**Written task:** Extract all data as written.
════════════════
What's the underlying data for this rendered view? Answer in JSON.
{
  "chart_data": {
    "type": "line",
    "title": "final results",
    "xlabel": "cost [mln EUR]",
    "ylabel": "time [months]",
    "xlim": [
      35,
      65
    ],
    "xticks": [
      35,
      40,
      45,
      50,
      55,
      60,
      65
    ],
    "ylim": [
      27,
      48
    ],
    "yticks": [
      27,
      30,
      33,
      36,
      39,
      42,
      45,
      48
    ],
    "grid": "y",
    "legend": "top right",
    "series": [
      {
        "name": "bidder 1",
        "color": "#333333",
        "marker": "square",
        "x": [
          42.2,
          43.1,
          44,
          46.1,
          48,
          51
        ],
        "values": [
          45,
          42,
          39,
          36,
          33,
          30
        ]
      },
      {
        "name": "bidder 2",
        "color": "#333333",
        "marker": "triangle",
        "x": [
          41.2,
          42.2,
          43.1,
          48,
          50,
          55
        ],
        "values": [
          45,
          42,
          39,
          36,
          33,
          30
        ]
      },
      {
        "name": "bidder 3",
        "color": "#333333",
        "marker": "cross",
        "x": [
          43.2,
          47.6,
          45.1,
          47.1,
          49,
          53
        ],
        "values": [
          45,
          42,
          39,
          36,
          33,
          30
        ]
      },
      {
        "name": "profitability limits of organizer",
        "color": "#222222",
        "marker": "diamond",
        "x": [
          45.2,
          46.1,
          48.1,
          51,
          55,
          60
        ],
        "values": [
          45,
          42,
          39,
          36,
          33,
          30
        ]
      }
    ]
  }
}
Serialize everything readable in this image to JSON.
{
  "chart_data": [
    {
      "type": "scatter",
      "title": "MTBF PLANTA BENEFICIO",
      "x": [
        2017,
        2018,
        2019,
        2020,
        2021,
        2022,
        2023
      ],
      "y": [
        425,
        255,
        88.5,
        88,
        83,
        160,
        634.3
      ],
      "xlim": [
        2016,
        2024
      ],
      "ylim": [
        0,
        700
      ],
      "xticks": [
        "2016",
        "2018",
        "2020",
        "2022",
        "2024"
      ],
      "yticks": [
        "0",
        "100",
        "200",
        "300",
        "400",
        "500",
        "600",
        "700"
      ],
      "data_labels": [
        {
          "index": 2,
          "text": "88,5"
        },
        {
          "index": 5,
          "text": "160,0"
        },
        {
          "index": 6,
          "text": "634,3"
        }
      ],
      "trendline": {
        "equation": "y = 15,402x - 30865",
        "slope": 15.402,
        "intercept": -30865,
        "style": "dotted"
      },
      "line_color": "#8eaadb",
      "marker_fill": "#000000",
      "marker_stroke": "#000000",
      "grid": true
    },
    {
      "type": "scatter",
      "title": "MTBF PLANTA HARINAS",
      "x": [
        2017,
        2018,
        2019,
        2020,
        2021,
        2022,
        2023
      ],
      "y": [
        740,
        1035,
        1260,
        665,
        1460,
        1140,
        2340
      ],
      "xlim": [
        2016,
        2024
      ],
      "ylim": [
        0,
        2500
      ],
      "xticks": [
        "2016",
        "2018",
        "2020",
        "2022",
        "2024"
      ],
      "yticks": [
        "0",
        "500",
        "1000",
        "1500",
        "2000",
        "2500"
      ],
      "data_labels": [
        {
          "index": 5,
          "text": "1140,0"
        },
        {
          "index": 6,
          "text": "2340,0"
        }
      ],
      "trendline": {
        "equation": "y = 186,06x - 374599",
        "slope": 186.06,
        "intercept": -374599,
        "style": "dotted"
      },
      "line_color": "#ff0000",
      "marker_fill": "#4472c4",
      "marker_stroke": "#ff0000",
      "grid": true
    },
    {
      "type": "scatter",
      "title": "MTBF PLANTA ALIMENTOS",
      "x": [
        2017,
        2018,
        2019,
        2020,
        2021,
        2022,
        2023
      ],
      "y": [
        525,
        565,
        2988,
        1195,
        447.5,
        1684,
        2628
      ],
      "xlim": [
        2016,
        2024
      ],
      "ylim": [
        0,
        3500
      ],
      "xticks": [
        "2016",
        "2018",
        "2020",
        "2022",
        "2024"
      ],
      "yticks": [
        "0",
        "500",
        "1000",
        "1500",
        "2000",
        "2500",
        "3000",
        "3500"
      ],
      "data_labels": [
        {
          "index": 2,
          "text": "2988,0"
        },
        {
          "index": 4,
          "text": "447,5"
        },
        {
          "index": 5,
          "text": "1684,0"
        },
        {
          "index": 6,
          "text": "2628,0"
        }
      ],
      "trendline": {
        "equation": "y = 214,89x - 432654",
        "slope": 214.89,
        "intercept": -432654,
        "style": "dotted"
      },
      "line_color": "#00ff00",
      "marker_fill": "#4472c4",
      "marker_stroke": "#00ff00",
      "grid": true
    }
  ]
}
════════════════
**Correct answer:**
What's the underlying data for this rendered view? Answer in JSON.
{
  "chart_data": {
    "type": "line",
    "title": "final results",
    "xlabel": "cost [mln EUR]",
    "ylabel": "time [months]",
    "xlim": [
      35,
      65
    ],
    "xticks": [
      35,
      40,
      45,
      50,
      55,
      60,
      65
    ],
    "ylim": [
      27,
      48
    ],
    "yticks": [
      27,
      30,
      33,
      36,
      39,
      42,
      45,
      48
    ],
    "grid": "y",
    "legend": "top right",
    "series": [
      {
        "name": "bidder 1",
        "color": "#333333",
        "marker": "square",
        "x": [
          42.2,
          43.1,
          44,
          46.1,
          48,
          51
        ],
        "values": [
          45,
          42,
          39,
          36,
          33,
          30
        ]
      },
      {
        "name": "bidder 2",
        "color": "#333333",
        "marker": "triangle",
        "x": [
          41.2,
          42.2,
          43.1,
          48,
          50,
          55
        ],
        "values": [
          45,
          42,
          39,
          36,
          33,
          30
        ]
      },
      {
        "name": "bidder 3",
        "color": "#333333",
        "marker": "cross",
        "x": [
          43.2,
          47.6,
          45.1,
          47.1,
          49,
          53
        ],
        "values": [
          45,
          42,
          39,
          36,
          33,
          30
        ]
      },
      {
        "name": "profitability limits of organizer",
        "color": "#222222",
        "marker": "diamond",
        "x": [
          45.2,
          46.1,
          48.1,
          51,
          55,
          60
        ],
        "values": [
          45,
          42,
          39,
          36,
          33,
          30
        ]
      }
    ]
  }
}
Serialize everything readable in this image to JSON.
{
  "chart_data": [
    {
      "type": "scatter",
      "title": "MTBF PLANTA BENEFICIO",
      "x": [
        2017,
        2018,
        2019,
        2020,
        2021,
        2022,
        2023
      ],
      "y": [
        425,
        255,
        88.5,
        88,
        83,
        160,
        634.3
      ],
      "xlim": [
        2016,
        2024
      ],
      "ylim": [
        0,
        700
      ],
      "xticks": [
        "2016",
        "2018",
        "2020",
        "2022",
        "2024"
      ],
      "yticks": [
        "0",
        "100",
        "200",
        "300",
        "400",
        "500",
        "600",
        "700"
      ],
      "data_labels": [
        {
          "index": 2,
          "text": "88,5"
        },
        {
          "index": 5,
          "text": "160,0"
        },
        {
          "index": 6,
          "text": "634,3"
        }
      ],
      "trendline": {
        "equation": "y = 15,402x - 30865",
        "slope": 15.402,
        "intercept": -30865,
        "style": "dotted"
      },
      "line_color": "#8eaadb",
      "marker_fill": "#000000",
      "marker_stroke": "#000000",
      "grid": true
    },
    {
      "type": "scatter",
      "title": "MTBF PLANTA HARINAS",
      "x": [
        2017,
        2018,
        2019,
        2020,
        2021,
        2022,
        2023
      ],
      "y": [
        740,
        1035,
        1260,
        665,
        1460,
        1140,
        2340
      ],
      "xlim": [
        2016,
        2024
      ],
      "ylim": [
        0,
        2500
      ],
      "xticks": [
        "2016",
        "2018",
        "2020",
        "2022",
        "2024"
      ],
      "yticks": [
        "0",
        "500",
        "1000",
        "1500",
        "2000",
        "2500"
      ],
      "data_labels": [
        {
          "index": 5,
          "text": "1140,0"
        },
        {
          "index": 6,
          "text": "2340,0"
        }
      ],
      "trendline": {
        "equation": "y = 186,06x - 374599",
        "slope": 186.06,
        "intercept": -374599,
        "style": "dotted"
      },
      "line_color": "#ff0000",
      "marker_fill": "#4472c4",
      "marker_stroke": "#ff0000",
      "grid": true
    },
    {
      "type": "scatter",
      "title": "MTBF PLANTA ALIMENTOS",
      "x": [
        2017,
        2018,
        2019,
        2020,
        2021,
        2022,
        2023
      ],
      "y": [
        525,
        565,
        2988,
        1195,
        447.5,
        1684,
        2628
      ],
      "xlim": [
        2016,
        2024
      ],
      "ylim": [
        0,
        3500
      ],
      "xticks": [
        "2016",
        "2018",
        "2020",
        "2022",
        "2024"
      ],
      "yticks": [
        "0",
        "500",
        "1000",
        "1500",
        "2000",
        "2500",
        "3000",
        "3500"
      ],
      "data_labels": [
        {
          "index": 2,
          "text": "2988,0"
        },
        {
          "index": 4,
          "text": "447,5"
        },
        {
          "index": 5,
          "text": "1684,0"
        },
        {
          "index": 6,
          "text": "2628,0"
        }
      ],
      "trendline": {
        "equation": "y = 214,89x - 432654",
        "slope": 214.89,
        "intercept": -432654,
        "style": "dotted"
      },
      "line_color": "#00ff00",
      "marker_fill": "#4472c4",
      "marker_stroke": "#00ff00",
      "grid": true
    }
  ]
}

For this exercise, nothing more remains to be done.